EXERCISE DETAILS: Transcribe every line exactly. Leave the pictures behind.

★ ★ ★ ★ ★ ★ ★

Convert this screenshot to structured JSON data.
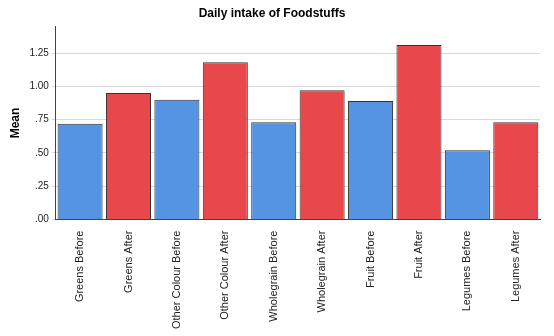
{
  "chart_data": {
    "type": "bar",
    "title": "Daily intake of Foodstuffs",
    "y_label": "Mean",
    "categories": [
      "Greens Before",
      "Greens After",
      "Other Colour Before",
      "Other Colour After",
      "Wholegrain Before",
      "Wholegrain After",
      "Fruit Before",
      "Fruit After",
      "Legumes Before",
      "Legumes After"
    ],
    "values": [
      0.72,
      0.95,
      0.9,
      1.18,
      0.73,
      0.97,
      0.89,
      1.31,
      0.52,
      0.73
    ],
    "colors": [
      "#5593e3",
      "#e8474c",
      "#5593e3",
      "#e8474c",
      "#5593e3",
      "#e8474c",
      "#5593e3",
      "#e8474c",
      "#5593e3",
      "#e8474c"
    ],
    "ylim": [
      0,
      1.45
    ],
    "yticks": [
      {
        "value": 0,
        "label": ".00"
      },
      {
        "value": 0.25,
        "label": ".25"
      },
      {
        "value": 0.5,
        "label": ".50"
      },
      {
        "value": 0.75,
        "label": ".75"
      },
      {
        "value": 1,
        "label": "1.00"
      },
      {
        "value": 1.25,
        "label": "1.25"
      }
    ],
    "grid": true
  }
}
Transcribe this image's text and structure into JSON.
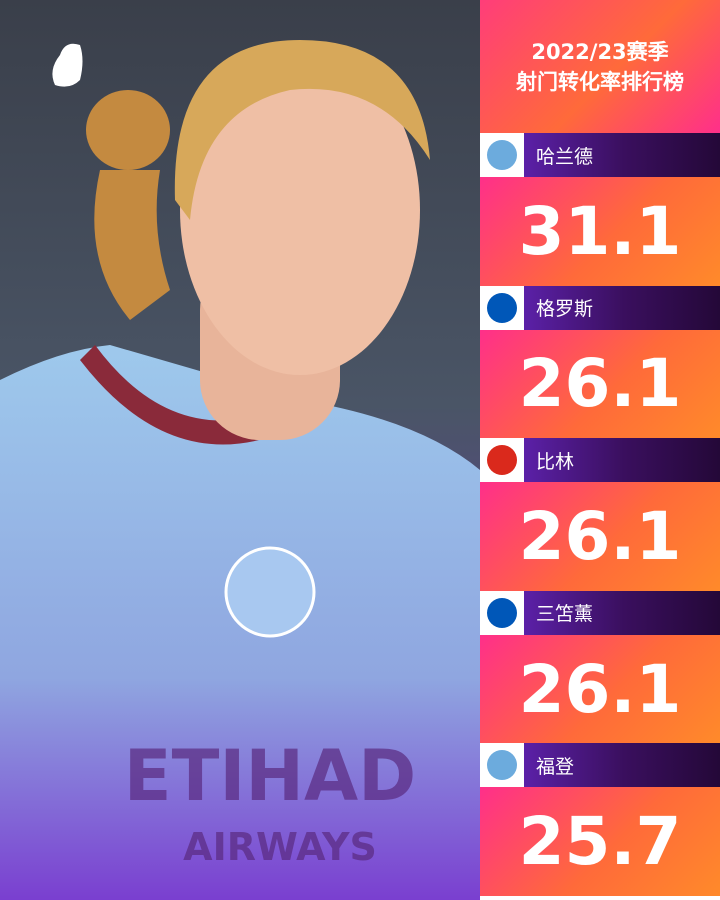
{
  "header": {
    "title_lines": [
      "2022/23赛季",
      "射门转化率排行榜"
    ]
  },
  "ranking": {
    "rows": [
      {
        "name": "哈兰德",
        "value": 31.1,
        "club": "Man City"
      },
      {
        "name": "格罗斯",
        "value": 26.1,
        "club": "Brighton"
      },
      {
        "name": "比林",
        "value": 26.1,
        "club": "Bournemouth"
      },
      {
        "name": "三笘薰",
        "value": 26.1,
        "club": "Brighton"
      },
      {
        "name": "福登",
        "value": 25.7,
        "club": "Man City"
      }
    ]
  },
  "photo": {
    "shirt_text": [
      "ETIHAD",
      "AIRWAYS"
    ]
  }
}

★ ★ ★ ★ ★ ★ ★

THE RESULT:
Convert this screenshot to structured JSON data.
{
  "chart_data": {
    "type": "bar",
    "title": "Daily intake of Foodstuffs",
    "y_label": "Mean",
    "categories": [
      "Greens Before",
      "Greens After",
      "Other Colour Before",
      "Other Colour After",
      "Wholegrain Before",
      "Wholegrain After",
      "Fruit Before",
      "Fruit After",
      "Legumes Before",
      "Legumes After"
    ],
    "values": [
      0.72,
      0.95,
      0.9,
      1.18,
      0.73,
      0.97,
      0.89,
      1.31,
      0.52,
      0.73
    ],
    "colors": [
      "#5593e3",
      "#e8474c",
      "#5593e3",
      "#e8474c",
      "#5593e3",
      "#e8474c",
      "#5593e3",
      "#e8474c",
      "#5593e3",
      "#e8474c"
    ],
    "ylim": [
      0,
      1.45
    ],
    "yticks": [
      {
        "value": 0,
        "label": ".00"
      },
      {
        "value": 0.25,
        "label": ".25"
      },
      {
        "value": 0.5,
        "label": ".50"
      },
      {
        "value": 0.75,
        "label": ".75"
      },
      {
        "value": 1,
        "label": "1.00"
      },
      {
        "value": 1.25,
        "label": "1.25"
      }
    ],
    "grid": true
  }
}
Transcribe this image's text and structure into JSON.
{
  "header": {
    "title_lines": [
      "2022/23赛季",
      "射门转化率排行榜"
    ]
  },
  "ranking": {
    "rows": [
      {
        "name": "哈兰德",
        "value": 31.1,
        "club": "Man City"
      },
      {
        "name": "格罗斯",
        "value": 26.1,
        "club": "Brighton"
      },
      {
        "name": "比林",
        "value": 26.1,
        "club": "Bournemouth"
      },
      {
        "name": "三笘薰",
        "value": 26.1,
        "club": "Brighton"
      },
      {
        "name": "福登",
        "value": 25.7,
        "club": "Man City"
      }
    ]
  },
  "photo": {
    "shirt_text": [
      "ETIHAD",
      "AIRWAYS"
    ]
  }
}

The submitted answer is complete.